*** Data rows ***

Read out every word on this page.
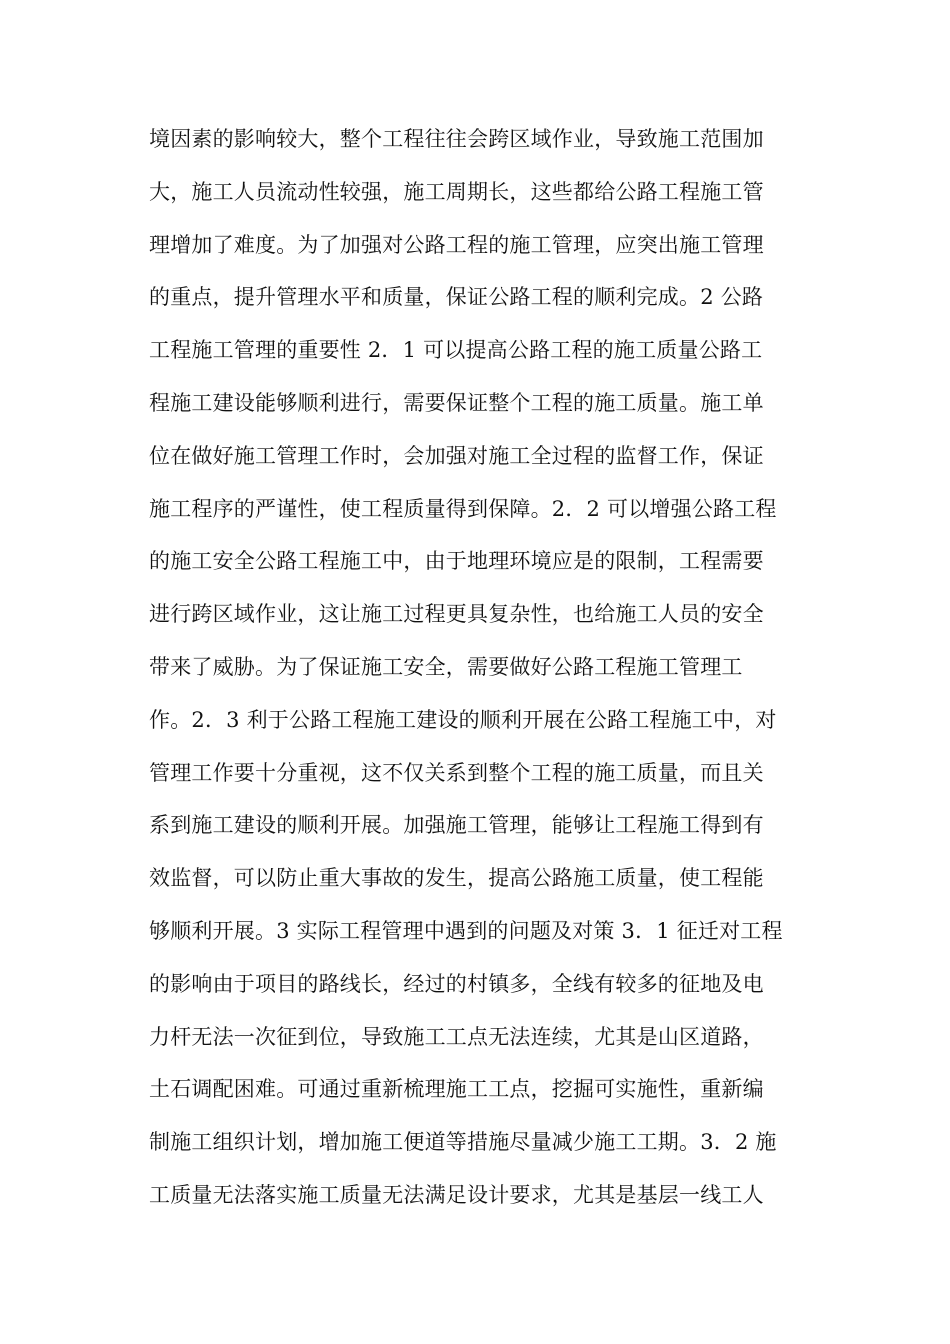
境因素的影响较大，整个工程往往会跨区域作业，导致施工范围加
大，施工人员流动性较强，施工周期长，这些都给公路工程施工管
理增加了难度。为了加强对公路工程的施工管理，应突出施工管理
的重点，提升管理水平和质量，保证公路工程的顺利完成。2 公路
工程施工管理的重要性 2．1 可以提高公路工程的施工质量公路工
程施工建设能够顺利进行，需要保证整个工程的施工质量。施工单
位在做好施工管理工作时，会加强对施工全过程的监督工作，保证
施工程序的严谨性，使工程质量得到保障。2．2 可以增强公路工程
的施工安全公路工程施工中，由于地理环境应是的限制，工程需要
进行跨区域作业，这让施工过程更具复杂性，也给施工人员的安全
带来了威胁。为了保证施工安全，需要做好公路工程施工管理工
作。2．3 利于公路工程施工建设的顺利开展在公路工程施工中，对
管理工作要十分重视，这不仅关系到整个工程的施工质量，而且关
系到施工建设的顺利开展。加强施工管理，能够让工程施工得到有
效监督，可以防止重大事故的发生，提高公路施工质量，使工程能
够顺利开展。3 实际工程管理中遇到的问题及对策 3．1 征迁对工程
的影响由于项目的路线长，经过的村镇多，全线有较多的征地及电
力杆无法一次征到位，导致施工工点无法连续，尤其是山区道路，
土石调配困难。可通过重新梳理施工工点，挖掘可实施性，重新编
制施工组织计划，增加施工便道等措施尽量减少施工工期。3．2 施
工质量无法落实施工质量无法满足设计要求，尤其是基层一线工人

***

* Work required
Extract the entries in full, exactly as they are, minus the pictures.

* Answer below
Read out every word on this page.
境因素的影响较大，整个工程往往会跨区域作业，导致施工范围加
大，施工人员流动性较强，施工周期长，这些都给公路工程施工管
理增加了难度。为了加强对公路工程的施工管理，应突出施工管理
的重点，提升管理水平和质量，保证公路工程的顺利完成。2 公路
工程施工管理的重要性 2．1 可以提高公路工程的施工质量公路工
程施工建设能够顺利进行，需要保证整个工程的施工质量。施工单
位在做好施工管理工作时，会加强对施工全过程的监督工作，保证
施工程序的严谨性，使工程质量得到保障。2．2 可以增强公路工程
的施工安全公路工程施工中，由于地理环境应是的限制，工程需要
进行跨区域作业，这让施工过程更具复杂性，也给施工人员的安全
带来了威胁。为了保证施工安全，需要做好公路工程施工管理工
作。2．3 利于公路工程施工建设的顺利开展在公路工程施工中，对
管理工作要十分重视，这不仅关系到整个工程的施工质量，而且关
系到施工建设的顺利开展。加强施工管理，能够让工程施工得到有
效监督，可以防止重大事故的发生，提高公路施工质量，使工程能
够顺利开展。3 实际工程管理中遇到的问题及对策 3．1 征迁对工程
的影响由于项目的路线长，经过的村镇多，全线有较多的征地及电
力杆无法一次征到位，导致施工工点无法连续，尤其是山区道路，
土石调配困难。可通过重新梳理施工工点，挖掘可实施性，重新编
制施工组织计划，增加施工便道等措施尽量减少施工工期。3．2 施
工质量无法落实施工质量无法满足设计要求，尤其是基层一线工人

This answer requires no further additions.